:: Goal of the exercise ::
Read the entries below and pull out each line with the string "exclusive".

:: Material provided ::
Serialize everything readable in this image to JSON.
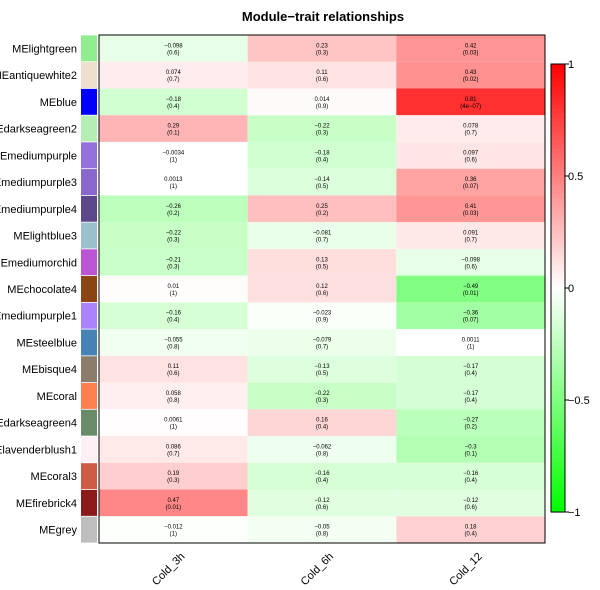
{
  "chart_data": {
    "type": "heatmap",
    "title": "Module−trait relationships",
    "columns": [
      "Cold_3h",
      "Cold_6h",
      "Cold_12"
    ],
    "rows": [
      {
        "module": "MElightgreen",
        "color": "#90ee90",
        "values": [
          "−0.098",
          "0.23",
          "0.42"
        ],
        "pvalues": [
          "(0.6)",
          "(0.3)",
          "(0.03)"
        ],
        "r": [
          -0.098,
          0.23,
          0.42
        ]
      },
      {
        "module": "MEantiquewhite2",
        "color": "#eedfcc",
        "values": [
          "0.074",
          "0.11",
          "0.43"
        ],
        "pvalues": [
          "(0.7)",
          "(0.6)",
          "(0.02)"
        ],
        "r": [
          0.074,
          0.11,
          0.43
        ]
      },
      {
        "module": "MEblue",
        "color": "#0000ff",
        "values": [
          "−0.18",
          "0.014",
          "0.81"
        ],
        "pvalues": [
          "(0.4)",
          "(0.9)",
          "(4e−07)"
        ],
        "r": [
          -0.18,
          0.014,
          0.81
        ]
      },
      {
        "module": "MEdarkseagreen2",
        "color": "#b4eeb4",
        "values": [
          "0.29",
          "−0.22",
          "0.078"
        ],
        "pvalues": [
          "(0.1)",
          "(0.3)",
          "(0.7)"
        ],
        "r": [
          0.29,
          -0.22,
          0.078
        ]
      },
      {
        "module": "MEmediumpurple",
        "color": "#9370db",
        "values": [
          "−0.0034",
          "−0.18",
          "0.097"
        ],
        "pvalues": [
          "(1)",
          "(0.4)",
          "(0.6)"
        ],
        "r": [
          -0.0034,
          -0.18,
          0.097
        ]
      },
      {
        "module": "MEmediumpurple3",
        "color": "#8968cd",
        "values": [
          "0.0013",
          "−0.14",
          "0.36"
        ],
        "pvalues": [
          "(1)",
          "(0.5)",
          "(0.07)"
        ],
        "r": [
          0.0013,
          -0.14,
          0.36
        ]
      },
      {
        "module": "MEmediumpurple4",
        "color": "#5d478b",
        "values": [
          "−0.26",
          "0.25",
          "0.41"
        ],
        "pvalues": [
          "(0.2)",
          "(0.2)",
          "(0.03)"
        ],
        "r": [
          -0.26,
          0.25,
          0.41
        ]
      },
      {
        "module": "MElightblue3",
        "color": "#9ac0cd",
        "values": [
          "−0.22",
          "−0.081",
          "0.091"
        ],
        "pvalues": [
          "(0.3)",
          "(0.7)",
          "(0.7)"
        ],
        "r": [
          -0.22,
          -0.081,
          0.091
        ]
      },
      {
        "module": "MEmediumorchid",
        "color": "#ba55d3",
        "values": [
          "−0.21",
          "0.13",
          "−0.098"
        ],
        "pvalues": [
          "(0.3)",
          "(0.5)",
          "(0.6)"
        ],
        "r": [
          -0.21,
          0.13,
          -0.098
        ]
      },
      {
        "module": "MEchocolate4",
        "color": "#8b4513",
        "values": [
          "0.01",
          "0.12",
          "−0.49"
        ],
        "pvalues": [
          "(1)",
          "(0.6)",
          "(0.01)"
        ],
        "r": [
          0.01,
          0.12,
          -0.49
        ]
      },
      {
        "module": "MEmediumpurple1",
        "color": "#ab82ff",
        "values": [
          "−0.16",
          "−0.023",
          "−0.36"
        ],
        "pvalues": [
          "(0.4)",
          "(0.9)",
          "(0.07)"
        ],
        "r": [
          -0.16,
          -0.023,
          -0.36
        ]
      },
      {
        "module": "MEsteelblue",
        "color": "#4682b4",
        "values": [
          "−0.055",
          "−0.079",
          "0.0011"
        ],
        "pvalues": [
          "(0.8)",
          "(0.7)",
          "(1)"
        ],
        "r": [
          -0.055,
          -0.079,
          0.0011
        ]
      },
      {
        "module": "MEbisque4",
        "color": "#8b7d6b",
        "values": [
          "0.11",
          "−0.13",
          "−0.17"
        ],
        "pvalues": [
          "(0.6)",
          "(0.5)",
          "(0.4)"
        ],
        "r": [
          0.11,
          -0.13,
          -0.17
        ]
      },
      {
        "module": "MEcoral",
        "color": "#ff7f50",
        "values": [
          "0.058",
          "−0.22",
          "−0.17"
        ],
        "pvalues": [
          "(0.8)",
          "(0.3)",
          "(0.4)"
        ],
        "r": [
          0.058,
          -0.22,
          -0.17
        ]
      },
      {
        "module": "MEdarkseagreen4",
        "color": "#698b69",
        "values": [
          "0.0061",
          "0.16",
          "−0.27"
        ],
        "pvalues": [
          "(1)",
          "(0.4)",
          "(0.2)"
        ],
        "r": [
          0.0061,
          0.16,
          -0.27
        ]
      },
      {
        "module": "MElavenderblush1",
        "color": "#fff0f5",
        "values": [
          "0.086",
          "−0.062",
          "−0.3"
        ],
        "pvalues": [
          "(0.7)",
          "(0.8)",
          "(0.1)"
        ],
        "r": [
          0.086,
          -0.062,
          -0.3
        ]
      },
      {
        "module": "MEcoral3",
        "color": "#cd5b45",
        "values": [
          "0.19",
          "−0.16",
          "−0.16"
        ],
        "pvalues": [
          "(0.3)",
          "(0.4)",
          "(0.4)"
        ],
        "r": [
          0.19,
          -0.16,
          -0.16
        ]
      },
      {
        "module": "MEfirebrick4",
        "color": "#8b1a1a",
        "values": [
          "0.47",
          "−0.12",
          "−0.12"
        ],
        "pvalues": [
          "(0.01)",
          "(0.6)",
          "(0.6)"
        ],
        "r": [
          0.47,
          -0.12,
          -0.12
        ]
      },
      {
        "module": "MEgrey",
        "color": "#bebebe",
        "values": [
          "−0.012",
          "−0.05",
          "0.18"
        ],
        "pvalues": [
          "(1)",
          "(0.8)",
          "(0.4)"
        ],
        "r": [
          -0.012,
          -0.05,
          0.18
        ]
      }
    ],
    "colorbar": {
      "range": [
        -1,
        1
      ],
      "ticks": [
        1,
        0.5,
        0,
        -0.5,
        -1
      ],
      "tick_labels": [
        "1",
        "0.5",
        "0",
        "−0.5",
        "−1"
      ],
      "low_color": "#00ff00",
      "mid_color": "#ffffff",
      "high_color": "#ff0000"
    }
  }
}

==

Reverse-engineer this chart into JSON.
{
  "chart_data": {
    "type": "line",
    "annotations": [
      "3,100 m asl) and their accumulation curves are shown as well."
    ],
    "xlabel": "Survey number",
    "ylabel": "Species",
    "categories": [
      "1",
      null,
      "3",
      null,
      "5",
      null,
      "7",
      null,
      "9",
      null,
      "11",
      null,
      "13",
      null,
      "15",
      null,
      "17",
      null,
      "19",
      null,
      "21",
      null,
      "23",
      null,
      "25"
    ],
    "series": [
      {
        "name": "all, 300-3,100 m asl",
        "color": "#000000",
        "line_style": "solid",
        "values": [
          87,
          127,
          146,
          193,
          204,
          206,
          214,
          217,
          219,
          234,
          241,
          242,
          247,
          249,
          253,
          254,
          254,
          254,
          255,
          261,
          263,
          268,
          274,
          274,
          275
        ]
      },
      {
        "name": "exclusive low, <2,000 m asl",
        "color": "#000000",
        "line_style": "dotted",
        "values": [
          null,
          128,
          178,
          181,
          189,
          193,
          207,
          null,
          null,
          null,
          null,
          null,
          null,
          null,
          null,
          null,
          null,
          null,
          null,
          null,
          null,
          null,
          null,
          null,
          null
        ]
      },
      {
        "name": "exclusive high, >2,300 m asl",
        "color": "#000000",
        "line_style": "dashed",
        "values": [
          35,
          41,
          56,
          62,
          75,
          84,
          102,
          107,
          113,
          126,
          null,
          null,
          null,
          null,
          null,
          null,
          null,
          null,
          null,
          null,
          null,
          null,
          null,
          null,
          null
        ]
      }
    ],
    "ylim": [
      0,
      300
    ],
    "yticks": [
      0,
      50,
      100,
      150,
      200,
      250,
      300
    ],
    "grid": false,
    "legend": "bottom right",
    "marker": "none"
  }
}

:: Response for this exercise ::
        "name": "exclusive low, <2,000 m asl",
        "name": "exclusive high, >2,300 m asl",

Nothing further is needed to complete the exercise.